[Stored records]
▼
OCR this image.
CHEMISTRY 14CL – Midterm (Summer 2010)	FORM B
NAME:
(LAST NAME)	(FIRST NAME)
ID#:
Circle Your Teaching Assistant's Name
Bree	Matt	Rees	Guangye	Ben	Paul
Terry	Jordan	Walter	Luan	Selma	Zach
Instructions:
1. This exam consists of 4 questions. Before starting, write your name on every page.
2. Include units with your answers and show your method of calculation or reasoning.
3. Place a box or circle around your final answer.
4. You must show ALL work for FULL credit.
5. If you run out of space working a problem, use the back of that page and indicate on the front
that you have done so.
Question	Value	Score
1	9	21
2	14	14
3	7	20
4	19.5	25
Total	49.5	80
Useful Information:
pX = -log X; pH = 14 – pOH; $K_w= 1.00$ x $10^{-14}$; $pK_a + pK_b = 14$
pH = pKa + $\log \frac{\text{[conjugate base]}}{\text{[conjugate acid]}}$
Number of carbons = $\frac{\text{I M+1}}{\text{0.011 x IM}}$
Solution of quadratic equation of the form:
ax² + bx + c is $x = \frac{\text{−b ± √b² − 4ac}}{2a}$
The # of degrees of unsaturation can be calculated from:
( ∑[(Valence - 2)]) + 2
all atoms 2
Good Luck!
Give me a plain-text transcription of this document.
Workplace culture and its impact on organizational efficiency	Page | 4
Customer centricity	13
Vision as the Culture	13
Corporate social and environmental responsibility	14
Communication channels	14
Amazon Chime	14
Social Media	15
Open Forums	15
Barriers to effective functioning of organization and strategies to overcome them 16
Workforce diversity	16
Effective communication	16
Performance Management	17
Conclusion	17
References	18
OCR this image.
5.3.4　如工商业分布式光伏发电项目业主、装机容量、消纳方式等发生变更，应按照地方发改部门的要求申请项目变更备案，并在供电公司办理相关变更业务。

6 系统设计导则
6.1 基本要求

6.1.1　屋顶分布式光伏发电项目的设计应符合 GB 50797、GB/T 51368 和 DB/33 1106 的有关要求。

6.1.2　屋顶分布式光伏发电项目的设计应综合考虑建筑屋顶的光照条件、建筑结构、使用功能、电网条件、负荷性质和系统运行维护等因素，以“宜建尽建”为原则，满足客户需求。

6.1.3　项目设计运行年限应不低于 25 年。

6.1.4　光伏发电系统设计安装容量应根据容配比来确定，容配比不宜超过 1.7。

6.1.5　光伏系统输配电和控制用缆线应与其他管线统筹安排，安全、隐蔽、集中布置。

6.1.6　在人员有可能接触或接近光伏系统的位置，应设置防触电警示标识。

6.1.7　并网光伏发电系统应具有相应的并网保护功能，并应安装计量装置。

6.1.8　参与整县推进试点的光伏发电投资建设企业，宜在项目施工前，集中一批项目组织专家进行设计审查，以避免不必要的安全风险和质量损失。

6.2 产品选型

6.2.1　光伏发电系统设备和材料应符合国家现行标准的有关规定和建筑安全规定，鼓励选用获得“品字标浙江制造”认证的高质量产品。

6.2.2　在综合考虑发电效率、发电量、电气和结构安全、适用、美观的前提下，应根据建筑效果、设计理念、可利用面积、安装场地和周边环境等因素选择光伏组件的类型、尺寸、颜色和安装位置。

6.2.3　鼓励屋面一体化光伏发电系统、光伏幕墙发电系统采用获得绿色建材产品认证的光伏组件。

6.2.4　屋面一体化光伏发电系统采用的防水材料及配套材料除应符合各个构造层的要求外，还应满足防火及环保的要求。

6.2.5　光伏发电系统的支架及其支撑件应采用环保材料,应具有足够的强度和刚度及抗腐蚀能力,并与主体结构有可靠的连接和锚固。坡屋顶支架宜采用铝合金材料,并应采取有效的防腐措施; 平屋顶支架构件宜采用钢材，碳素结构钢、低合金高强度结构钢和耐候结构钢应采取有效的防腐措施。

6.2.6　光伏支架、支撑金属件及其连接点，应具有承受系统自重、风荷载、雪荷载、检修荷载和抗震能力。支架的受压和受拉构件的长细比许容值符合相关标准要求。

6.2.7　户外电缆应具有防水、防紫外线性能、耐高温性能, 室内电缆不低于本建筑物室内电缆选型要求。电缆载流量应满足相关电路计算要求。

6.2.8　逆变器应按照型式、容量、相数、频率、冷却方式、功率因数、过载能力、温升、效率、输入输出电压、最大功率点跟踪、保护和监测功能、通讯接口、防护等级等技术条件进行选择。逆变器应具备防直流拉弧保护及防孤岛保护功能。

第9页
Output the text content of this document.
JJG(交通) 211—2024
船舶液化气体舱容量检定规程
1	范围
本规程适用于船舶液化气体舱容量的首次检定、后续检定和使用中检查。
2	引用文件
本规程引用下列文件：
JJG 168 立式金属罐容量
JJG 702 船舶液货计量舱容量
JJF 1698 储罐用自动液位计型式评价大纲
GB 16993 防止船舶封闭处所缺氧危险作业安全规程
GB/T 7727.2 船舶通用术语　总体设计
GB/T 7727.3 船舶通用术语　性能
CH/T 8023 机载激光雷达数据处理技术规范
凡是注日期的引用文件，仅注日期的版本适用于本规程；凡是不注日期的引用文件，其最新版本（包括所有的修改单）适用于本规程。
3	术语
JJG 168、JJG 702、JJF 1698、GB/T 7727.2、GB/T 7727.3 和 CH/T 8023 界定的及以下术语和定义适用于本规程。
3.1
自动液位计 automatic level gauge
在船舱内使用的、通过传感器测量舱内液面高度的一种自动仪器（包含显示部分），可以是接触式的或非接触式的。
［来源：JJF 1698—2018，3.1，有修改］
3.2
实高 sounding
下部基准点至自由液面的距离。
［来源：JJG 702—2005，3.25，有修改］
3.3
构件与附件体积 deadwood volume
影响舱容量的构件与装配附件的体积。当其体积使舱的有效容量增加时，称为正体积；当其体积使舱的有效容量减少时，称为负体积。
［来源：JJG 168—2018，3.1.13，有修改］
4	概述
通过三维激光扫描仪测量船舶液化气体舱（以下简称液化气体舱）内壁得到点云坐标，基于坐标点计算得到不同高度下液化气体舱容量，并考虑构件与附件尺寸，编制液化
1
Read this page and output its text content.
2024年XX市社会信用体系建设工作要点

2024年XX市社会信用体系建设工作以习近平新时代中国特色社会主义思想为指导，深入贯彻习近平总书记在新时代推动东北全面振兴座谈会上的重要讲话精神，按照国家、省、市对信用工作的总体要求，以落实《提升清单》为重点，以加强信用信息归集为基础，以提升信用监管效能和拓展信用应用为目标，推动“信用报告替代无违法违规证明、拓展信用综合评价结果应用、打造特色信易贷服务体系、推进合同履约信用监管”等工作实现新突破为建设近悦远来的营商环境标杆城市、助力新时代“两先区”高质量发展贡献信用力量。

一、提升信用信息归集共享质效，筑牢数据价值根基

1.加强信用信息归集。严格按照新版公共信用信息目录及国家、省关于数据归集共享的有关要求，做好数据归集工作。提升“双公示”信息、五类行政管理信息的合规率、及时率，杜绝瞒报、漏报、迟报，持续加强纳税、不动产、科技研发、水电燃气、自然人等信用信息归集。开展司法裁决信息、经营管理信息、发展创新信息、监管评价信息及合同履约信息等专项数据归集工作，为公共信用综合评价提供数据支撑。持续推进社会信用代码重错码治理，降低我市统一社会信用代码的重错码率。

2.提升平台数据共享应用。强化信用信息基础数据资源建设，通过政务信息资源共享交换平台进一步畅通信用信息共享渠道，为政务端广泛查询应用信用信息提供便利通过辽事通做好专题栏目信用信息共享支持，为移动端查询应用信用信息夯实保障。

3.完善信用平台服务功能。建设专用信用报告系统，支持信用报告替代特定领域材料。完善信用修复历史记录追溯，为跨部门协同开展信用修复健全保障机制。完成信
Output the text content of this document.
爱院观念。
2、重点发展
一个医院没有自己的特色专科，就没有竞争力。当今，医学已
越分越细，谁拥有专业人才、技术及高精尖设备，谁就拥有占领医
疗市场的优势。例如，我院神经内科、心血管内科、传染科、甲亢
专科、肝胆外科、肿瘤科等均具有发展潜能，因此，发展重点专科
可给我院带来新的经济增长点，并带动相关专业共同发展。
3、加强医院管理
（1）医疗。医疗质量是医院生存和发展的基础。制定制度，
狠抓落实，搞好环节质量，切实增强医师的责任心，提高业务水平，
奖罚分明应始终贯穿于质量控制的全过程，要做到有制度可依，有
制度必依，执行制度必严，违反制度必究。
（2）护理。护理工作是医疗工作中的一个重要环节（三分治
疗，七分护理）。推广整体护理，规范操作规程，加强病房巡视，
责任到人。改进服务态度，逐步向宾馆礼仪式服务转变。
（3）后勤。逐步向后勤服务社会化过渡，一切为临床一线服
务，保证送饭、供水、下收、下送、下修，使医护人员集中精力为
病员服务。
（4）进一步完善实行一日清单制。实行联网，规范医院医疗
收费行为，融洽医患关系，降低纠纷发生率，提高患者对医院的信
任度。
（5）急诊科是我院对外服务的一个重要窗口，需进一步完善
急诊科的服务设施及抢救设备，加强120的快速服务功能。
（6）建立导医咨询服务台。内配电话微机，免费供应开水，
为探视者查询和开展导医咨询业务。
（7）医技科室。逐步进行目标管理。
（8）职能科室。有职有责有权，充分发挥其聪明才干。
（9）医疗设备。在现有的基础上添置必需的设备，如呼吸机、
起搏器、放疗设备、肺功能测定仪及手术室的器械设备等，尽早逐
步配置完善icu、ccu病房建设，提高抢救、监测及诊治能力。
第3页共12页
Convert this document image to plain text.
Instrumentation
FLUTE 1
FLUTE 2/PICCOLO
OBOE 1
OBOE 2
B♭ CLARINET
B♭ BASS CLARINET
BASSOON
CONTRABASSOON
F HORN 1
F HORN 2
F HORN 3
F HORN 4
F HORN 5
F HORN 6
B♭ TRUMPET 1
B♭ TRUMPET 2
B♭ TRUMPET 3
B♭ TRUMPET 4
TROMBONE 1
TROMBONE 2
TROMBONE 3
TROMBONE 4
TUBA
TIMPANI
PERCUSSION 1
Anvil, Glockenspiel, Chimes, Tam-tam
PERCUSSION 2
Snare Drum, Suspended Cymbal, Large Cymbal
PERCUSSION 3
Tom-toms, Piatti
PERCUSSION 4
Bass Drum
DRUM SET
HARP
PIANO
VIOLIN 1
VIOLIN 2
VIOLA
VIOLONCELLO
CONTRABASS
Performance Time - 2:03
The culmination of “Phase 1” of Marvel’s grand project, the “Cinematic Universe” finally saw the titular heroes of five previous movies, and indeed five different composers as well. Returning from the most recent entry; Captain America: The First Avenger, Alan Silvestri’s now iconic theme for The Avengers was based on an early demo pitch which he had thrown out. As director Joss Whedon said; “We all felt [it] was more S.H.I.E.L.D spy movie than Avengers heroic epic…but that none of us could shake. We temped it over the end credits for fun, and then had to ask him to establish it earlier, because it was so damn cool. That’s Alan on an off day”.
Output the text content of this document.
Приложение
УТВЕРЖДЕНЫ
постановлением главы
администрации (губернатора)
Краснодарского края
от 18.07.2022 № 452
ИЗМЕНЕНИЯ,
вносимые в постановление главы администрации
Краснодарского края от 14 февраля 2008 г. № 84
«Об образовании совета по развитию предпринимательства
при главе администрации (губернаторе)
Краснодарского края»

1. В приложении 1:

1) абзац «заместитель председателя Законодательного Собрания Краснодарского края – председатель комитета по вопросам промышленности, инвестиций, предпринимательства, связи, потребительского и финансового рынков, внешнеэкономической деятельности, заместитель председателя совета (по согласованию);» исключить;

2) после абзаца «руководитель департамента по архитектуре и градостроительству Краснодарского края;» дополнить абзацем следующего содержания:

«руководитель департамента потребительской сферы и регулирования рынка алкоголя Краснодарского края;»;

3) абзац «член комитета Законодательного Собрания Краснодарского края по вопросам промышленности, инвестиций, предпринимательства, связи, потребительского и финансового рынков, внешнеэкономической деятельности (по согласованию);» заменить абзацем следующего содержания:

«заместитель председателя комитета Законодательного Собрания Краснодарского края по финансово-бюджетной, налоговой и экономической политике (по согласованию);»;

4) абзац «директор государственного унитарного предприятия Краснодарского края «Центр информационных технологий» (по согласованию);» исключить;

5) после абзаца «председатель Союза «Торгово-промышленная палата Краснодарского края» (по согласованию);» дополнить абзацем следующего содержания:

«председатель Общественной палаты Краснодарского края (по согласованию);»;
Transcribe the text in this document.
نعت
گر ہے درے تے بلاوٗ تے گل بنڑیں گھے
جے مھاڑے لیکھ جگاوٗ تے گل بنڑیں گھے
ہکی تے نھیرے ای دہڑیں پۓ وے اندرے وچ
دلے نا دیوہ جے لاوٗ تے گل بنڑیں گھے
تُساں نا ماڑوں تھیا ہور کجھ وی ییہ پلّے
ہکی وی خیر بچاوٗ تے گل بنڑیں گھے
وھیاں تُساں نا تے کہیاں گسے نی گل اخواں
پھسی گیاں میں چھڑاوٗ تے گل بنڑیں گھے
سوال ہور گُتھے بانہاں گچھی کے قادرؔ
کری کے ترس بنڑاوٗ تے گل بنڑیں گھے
▲
**SHORT PROBLEM:** Only the number is wanted: count the lines of the records that hold the word "совета".

**ANSWER IN FULL:** 2